Without the pictures, print each of the records below exactly as it appears.
++++
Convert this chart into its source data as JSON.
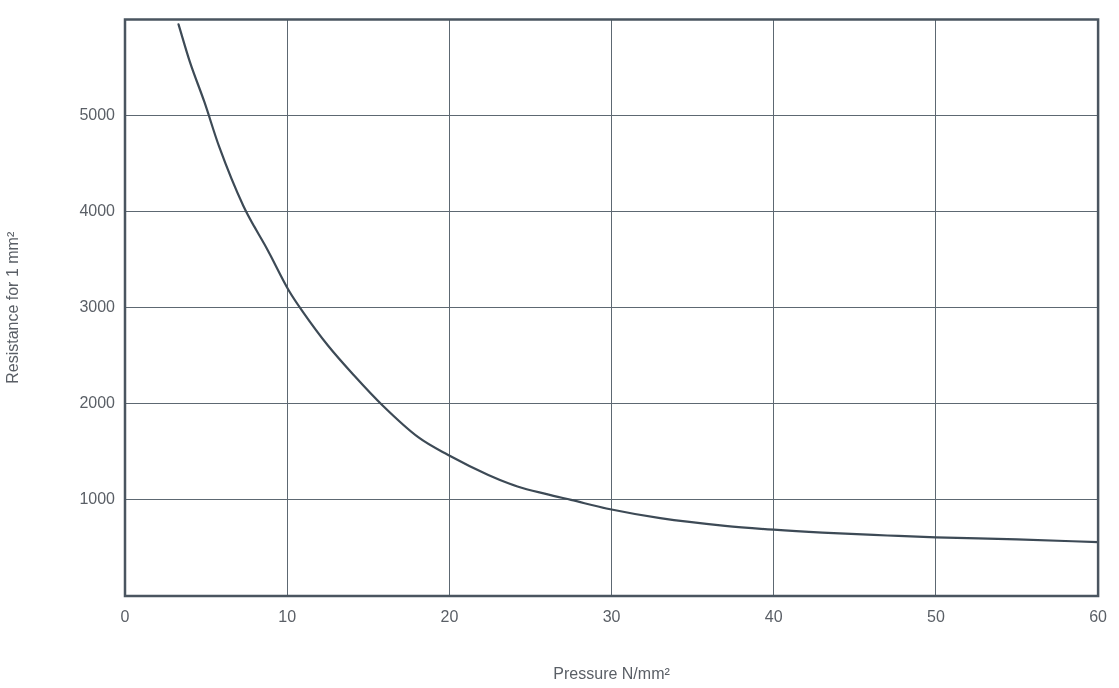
{
  "chart_data": {
    "type": "line",
    "xlabel": "Pressure N/mm²",
    "ylabel": "Resistance for 1 mm²",
    "series": [
      {
        "color": "#3d4a56",
        "x": [
          3.3,
          4.0,
          4.9,
          5.8,
          7.3,
          8.8,
          10.1,
          11.0,
          12.5,
          14.1,
          15.9,
          18.1,
          19.9,
          22.4,
          24.2,
          26.0,
          27.5,
          30.0,
          33.0,
          37.0,
          40.0,
          43.0,
          47.0,
          50.0,
          55.0,
          60.0
        ],
        "values": [
          5950,
          5560,
          5140,
          4680,
          4060,
          3600,
          3180,
          2950,
          2610,
          2300,
          1980,
          1650,
          1470,
          1260,
          1140,
          1060,
          1000,
          900,
          810,
          730,
          690,
          660,
          630,
          610,
          590,
          560
        ]
      }
    ],
    "xlim": [
      0,
      60
    ],
    "xticks": [
      0,
      10,
      20,
      30,
      40,
      50,
      60
    ],
    "ylim": [
      0,
      6000
    ],
    "yticks": [
      1000,
      2000,
      3000,
      4000,
      5000
    ],
    "grid": true,
    "legend": false,
    "marker": "none",
    "line_style": "solid"
  }
}
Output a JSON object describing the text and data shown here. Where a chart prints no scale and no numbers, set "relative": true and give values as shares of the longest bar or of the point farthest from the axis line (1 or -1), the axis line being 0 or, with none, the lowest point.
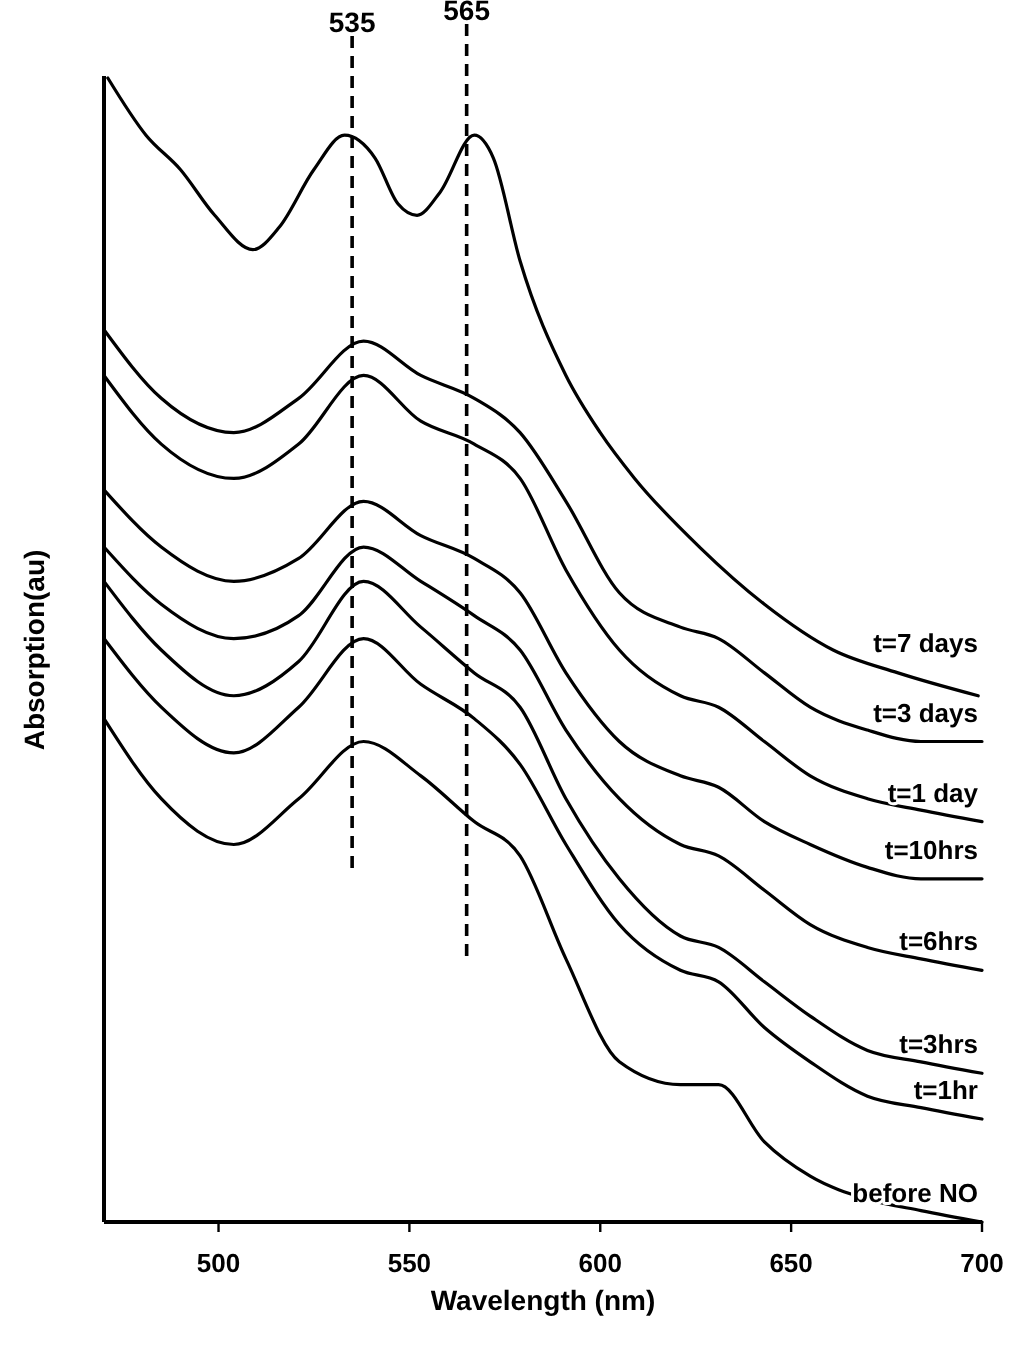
{
  "chart_data": {
    "type": "line",
    "xlabel": "Wavelength (nm)",
    "ylabel": "Absorption(au)",
    "relative": true,
    "xlim": [
      470,
      700
    ],
    "xticks": [
      500,
      550,
      600,
      650,
      700
    ],
    "grid": false,
    "marker": "none",
    "line_style": "solid",
    "x": [
      470,
      485,
      504,
      521,
      538,
      553,
      567,
      579,
      591,
      605,
      621,
      631,
      643,
      655,
      670,
      684,
      700
    ],
    "series": [
      {
        "name": "t=7 days",
        "color": "#000000",
        "x": [
          471,
          481,
          490,
          499,
          509,
          516,
          525,
          533,
          541,
          547,
          552,
          558,
          567,
          572,
          579,
          591,
          600,
          609,
          626,
          643,
          661,
          678,
          699
        ],
        "values": [
          1.0,
          0.95,
          0.92,
          0.88,
          0.85,
          0.87,
          0.92,
          0.95,
          0.93,
          0.89,
          0.88,
          0.9,
          0.95,
          0.93,
          0.84,
          0.74,
          0.69,
          0.65,
          0.59,
          0.54,
          0.5,
          0.48,
          0.46
        ]
      },
      {
        "name": "t=3 days",
        "color": "#000000",
        "values": [
          0.78,
          0.72,
          0.69,
          0.72,
          0.77,
          0.74,
          0.72,
          0.69,
          0.63,
          0.55,
          0.52,
          0.51,
          0.48,
          0.45,
          0.43,
          0.42,
          0.42
        ]
      },
      {
        "name": "t=1 day",
        "color": "#000000",
        "values": [
          0.74,
          0.68,
          0.65,
          0.68,
          0.74,
          0.7,
          0.68,
          0.65,
          0.57,
          0.5,
          0.46,
          0.45,
          0.42,
          0.39,
          0.37,
          0.36,
          0.35
        ]
      },
      {
        "name": "t=10hrs",
        "color": "#000000",
        "values": [
          0.64,
          0.59,
          0.56,
          0.58,
          0.63,
          0.6,
          0.58,
          0.55,
          0.48,
          0.42,
          0.39,
          0.38,
          0.35,
          0.33,
          0.31,
          0.3,
          0.3
        ]
      },
      {
        "name": "t=6hrs",
        "color": "#000000",
        "values": [
          0.59,
          0.54,
          0.51,
          0.53,
          0.59,
          0.56,
          0.53,
          0.5,
          0.43,
          0.37,
          0.33,
          0.32,
          0.29,
          0.26,
          0.24,
          0.23,
          0.22
        ]
      },
      {
        "name": "t=3hrs",
        "color": "#000000",
        "values": [
          0.56,
          0.5,
          0.46,
          0.49,
          0.56,
          0.52,
          0.48,
          0.45,
          0.37,
          0.3,
          0.25,
          0.24,
          0.21,
          0.18,
          0.15,
          0.14,
          0.13
        ]
      },
      {
        "name": "t=1hr",
        "color": "#000000",
        "values": [
          0.51,
          0.45,
          0.41,
          0.45,
          0.51,
          0.47,
          0.44,
          0.4,
          0.33,
          0.26,
          0.22,
          0.21,
          0.17,
          0.14,
          0.11,
          0.1,
          0.09
        ]
      },
      {
        "name": "before NO",
        "color": "#000000",
        "values": [
          0.44,
          0.37,
          0.33,
          0.37,
          0.42,
          0.39,
          0.35,
          0.32,
          0.23,
          0.14,
          0.12,
          0.12,
          0.07,
          0.04,
          0.02,
          0.01,
          0.0
        ]
      }
    ],
    "ref_lines": [
      {
        "axis": "x",
        "value": 535,
        "label": "535",
        "color": "#000000",
        "line_style": "dashed"
      },
      {
        "axis": "x",
        "value": 565,
        "label": "565",
        "color": "#000000",
        "line_style": "dashed"
      }
    ]
  }
}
++++
**OUTPUT OF THE TASK:**
Convert this chart into its source data as JSON.
{
  "chart_data": {
    "type": "line",
    "xlabel": "Pressure N/mm²",
    "ylabel": "Resistance for 1 mm²",
    "series": [
      {
        "color": "#3d4a56",
        "x": [
          3.3,
          4.0,
          4.9,
          5.8,
          7.3,
          8.8,
          10.1,
          11.0,
          12.5,
          14.1,
          15.9,
          18.1,
          19.9,
          22.4,
          24.2,
          26.0,
          27.5,
          30.0,
          33.0,
          37.0,
          40.0,
          43.0,
          47.0,
          50.0,
          55.0,
          60.0
        ],
        "values": [
          5950,
          5560,
          5140,
          4680,
          4060,
          3600,
          3180,
          2950,
          2610,
          2300,
          1980,
          1650,
          1470,
          1260,
          1140,
          1060,
          1000,
          900,
          810,
          730,
          690,
          660,
          630,
          610,
          590,
          560
        ]
      }
    ],
    "xlim": [
      0,
      60
    ],
    "xticks": [
      0,
      10,
      20,
      30,
      40,
      50,
      60
    ],
    "ylim": [
      0,
      6000
    ],
    "yticks": [
      1000,
      2000,
      3000,
      4000,
      5000
    ],
    "grid": true,
    "legend": false,
    "marker": "none",
    "line_style": "solid"
  }
}
Output a JSON object describing the text and data shown here. Where a chart prints no scale and no numbers, set "relative": true and give values as shares of the longest bar or of the point farthest from the axis line (1 or -1), the axis line being 0 or, with none, the lowest point.
{
  "chart_data": {
    "type": "line",
    "xlabel": "Wavelength (nm)",
    "ylabel": "Absorption(au)",
    "relative": true,
    "xlim": [
      470,
      700
    ],
    "xticks": [
      500,
      550,
      600,
      650,
      700
    ],
    "grid": false,
    "marker": "none",
    "line_style": "solid",
    "x": [
      470,
      485,
      504,
      521,
      538,
      553,
      567,
      579,
      591,
      605,
      621,
      631,
      643,
      655,
      670,
      684,
      700
    ],
    "series": [
      {
        "name": "t=7 days",
        "color": "#000000",
        "x": [
          471,
          481,
          490,
          499,
          509,
          516,
          525,
          533,
          541,
          547,
          552,
          558,
          567,
          572,
          579,
          591,
          600,
          609,
          626,
          643,
          661,
          678,
          699
        ],
        "values": [
          1.0,
          0.95,
          0.92,
          0.88,
          0.85,
          0.87,
          0.92,
          0.95,
          0.93,
          0.89,
          0.88,
          0.9,
          0.95,
          0.93,
          0.84,
          0.74,
          0.69,
          0.65,
          0.59,
          0.54,
          0.5,
          0.48,
          0.46
        ]
      },
      {
        "name": "t=3 days",
        "color": "#000000",
        "values": [
          0.78,
          0.72,
          0.69,
          0.72,
          0.77,
          0.74,
          0.72,
          0.69,
          0.63,
          0.55,
          0.52,
          0.51,
          0.48,
          0.45,
          0.43,
          0.42,
          0.42
        ]
      },
      {
        "name": "t=1 day",
        "color": "#000000",
        "values": [
          0.74,
          0.68,
          0.65,
          0.68,
          0.74,
          0.7,
          0.68,
          0.65,
          0.57,
          0.5,
          0.46,
          0.45,
          0.42,
          0.39,
          0.37,
          0.36,
          0.35
        ]
      },
      {
        "name": "t=10hrs",
        "color": "#000000",
        "values": [
          0.64,
          0.59,
          0.56,
          0.58,
          0.63,
          0.6,
          0.58,
          0.55,
          0.48,
          0.42,
          0.39,
          0.38,
          0.35,
          0.33,
          0.31,
          0.3,
          0.3
        ]
      },
      {
        "name": "t=6hrs",
        "color": "#000000",
        "values": [
          0.59,
          0.54,
          0.51,
          0.53,
          0.59,
          0.56,
          0.53,
          0.5,
          0.43,
          0.37,
          0.33,
          0.32,
          0.29,
          0.26,
          0.24,
          0.23,
          0.22
        ]
      },
      {
        "name": "t=3hrs",
        "color": "#000000",
        "values": [
          0.56,
          0.5,
          0.46,
          0.49,
          0.56,
          0.52,
          0.48,
          0.45,
          0.37,
          0.3,
          0.25,
          0.24,
          0.21,
          0.18,
          0.15,
          0.14,
          0.13
        ]
      },
      {
        "name": "t=1hr",
        "color": "#000000",
        "values": [
          0.51,
          0.45,
          0.41,
          0.45,
          0.51,
          0.47,
          0.44,
          0.4,
          0.33,
          0.26,
          0.22,
          0.21,
          0.17,
          0.14,
          0.11,
          0.1,
          0.09
        ]
      },
      {
        "name": "before NO",
        "color": "#000000",
        "values": [
          0.44,
          0.37,
          0.33,
          0.37,
          0.42,
          0.39,
          0.35,
          0.32,
          0.23,
          0.14,
          0.12,
          0.12,
          0.07,
          0.04,
          0.02,
          0.01,
          0.0
        ]
      }
    ],
    "ref_lines": [
      {
        "axis": "x",
        "value": 535,
        "label": "535",
        "color": "#000000",
        "line_style": "dashed"
      },
      {
        "axis": "x",
        "value": 565,
        "label": "565",
        "color": "#000000",
        "line_style": "dashed"
      }
    ]
  }
}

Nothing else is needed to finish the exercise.